Collected data entries

★ ★ ★

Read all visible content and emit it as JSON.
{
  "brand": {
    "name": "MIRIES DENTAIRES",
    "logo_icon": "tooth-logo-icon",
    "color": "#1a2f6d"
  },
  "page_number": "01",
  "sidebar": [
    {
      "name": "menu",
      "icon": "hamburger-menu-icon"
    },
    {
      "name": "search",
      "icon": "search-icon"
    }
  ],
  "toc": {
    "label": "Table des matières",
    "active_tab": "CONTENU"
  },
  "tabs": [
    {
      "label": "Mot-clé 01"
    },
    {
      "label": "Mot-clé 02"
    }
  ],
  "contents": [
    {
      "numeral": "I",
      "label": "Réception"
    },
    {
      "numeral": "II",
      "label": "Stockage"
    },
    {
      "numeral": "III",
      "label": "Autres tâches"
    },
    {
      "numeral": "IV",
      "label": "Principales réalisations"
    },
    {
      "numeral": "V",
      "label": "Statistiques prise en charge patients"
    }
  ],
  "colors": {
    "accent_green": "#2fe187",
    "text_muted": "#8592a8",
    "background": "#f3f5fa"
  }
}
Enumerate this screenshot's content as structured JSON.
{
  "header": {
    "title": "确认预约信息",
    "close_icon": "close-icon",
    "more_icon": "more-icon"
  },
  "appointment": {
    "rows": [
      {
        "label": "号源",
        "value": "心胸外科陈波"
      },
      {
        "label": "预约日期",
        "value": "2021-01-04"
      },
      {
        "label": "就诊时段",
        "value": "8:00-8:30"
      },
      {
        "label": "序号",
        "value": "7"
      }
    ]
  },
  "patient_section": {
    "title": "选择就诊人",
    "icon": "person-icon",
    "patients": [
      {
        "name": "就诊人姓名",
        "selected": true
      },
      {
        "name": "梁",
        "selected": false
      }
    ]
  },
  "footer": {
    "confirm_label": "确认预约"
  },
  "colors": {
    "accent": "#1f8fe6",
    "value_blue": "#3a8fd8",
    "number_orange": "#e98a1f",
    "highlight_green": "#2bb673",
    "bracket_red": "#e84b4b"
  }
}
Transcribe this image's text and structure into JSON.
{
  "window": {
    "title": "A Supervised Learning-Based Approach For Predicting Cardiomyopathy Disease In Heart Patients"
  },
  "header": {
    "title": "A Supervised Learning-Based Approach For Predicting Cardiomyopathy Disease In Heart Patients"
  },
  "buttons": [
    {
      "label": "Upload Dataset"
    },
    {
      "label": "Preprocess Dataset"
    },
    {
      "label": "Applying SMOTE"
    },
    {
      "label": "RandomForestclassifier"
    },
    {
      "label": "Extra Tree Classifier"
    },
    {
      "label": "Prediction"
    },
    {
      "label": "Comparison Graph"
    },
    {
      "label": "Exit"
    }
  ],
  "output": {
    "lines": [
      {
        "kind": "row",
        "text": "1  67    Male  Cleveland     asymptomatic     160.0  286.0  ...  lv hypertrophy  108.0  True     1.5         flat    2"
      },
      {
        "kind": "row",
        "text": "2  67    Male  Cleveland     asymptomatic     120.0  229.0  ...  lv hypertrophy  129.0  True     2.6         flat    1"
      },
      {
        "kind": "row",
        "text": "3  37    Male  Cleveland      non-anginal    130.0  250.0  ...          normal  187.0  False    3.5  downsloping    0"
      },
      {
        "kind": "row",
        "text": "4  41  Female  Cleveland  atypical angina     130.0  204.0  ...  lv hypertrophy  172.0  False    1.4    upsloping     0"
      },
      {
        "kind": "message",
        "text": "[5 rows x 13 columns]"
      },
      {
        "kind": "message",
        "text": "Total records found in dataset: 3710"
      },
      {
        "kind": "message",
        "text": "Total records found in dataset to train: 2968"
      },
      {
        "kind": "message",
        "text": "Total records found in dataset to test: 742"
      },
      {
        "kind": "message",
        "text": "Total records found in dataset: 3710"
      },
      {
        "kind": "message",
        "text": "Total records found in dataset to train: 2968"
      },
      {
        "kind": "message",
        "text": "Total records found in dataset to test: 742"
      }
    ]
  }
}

★ ★ ★

- ASSIGNMENT: Set all the entries above down again exactly.

- SOLUTION TO THIS TASK:
Read all visible content and emit it as JSON.
{
  "brand": {
    "name": "MIRIES DENTAIRES",
    "logo_icon": "tooth-logo-icon",
    "color": "#1a2f6d"
  },
  "page_number": "01",
  "sidebar": [
    {
      "name": "menu",
      "icon": "hamburger-menu-icon"
    },
    {
      "name": "search",
      "icon": "search-icon"
    }
  ],
  "toc": {
    "label": "Table des matières",
    "active_tab": "CONTENU"
  },
  "tabs": [
    {
      "label": "Mot-clé 01"
    },
    {
      "label": "Mot-clé 02"
    }
  ],
  "contents": [
    {
      "numeral": "I",
      "label": "Réception"
    },
    {
      "numeral": "II",
      "label": "Stockage"
    },
    {
      "numeral": "III",
      "label": "Autres tâches"
    },
    {
      "numeral": "IV",
      "label": "Principales réalisations"
    },
    {
      "numeral": "V",
      "label": "Statistiques prise en charge patients"
    }
  ],
  "colors": {
    "accent_green": "#2fe187",
    "text_muted": "#8592a8",
    "background": "#f3f5fa"
  }
}
Enumerate this screenshot's content as structured JSON.
{
  "header": {
    "title": "确认预约信息",
    "close_icon": "close-icon",
    "more_icon": "more-icon"
  },
  "appointment": {
    "rows": [
      {
        "label": "号源",
        "value": "心胸外科陈波"
      },
      {
        "label": "预约日期",
        "value": "2021-01-04"
      },
      {
        "label": "就诊时段",
        "value": "8:00-8:30"
      },
      {
        "label": "序号",
        "value": "7"
      }
    ]
  },
  "patient_section": {
    "title": "选择就诊人",
    "icon": "person-icon",
    "patients": [
      {
        "name": "就诊人姓名",
        "selected": true
      },
      {
        "name": "梁",
        "selected": false
      }
    ]
  },
  "footer": {
    "confirm_label": "确认预约"
  },
  "colors": {
    "accent": "#1f8fe6",
    "value_blue": "#3a8fd8",
    "number_orange": "#e98a1f",
    "highlight_green": "#2bb673",
    "bracket_red": "#e84b4b"
  }
}
Transcribe this image's text and structure into JSON.
{
  "window": {
    "title": "A Supervised Learning-Based Approach For Predicting Cardiomyopathy Disease In Heart Patients"
  },
  "header": {
    "title": "A Supervised Learning-Based Approach For Predicting Cardiomyopathy Disease In Heart Patients"
  },
  "buttons": [
    {
      "label": "Upload Dataset"
    },
    {
      "label": "Preprocess Dataset"
    },
    {
      "label": "Applying SMOTE"
    },
    {
      "label": "RandomForestclassifier"
    },
    {
      "label": "Extra Tree Classifier"
    },
    {
      "label": "Prediction"
    },
    {
      "label": "Comparison Graph"
    },
    {
      "label": "Exit"
    }
  ],
  "output": {
    "lines": [
      {
        "kind": "row",
        "text": "1  67    Male  Cleveland     asymptomatic     160.0  286.0  ...  lv hypertrophy  108.0  True     1.5         flat    2"
      },
      {
        "kind": "row",
        "text": "2  67    Male  Cleveland     asymptomatic     120.0  229.0  ...  lv hypertrophy  129.0  True     2.6         flat    1"
      },
      {
        "kind": "row",
        "text": "3  37    Male  Cleveland      non-anginal    130.0  250.0  ...          normal  187.0  False    3.5  downsloping    0"
      },
      {
        "kind": "row",
        "text": "4  41  Female  Cleveland  atypical angina     130.0  204.0  ...  lv hypertrophy  172.0  False    1.4    upsloping     0"
      },
      {
        "kind": "message",
        "text": "[5 rows x 13 columns]"
      },
      {
        "kind": "message",
        "text": "Total records found in dataset: 3710"
      },
      {
        "kind": "message",
        "text": "Total records found in dataset to train: 2968"
      },
      {
        "kind": "message",
        "text": "Total records found in dataset to test: 742"
      },
      {
        "kind": "message",
        "text": "Total records found in dataset: 3710"
      },
      {
        "kind": "message",
        "text": "Total records found in dataset to train: 2968"
      },
      {
        "kind": "message",
        "text": "Total records found in dataset to test: 742"
      }
    ]
  }
}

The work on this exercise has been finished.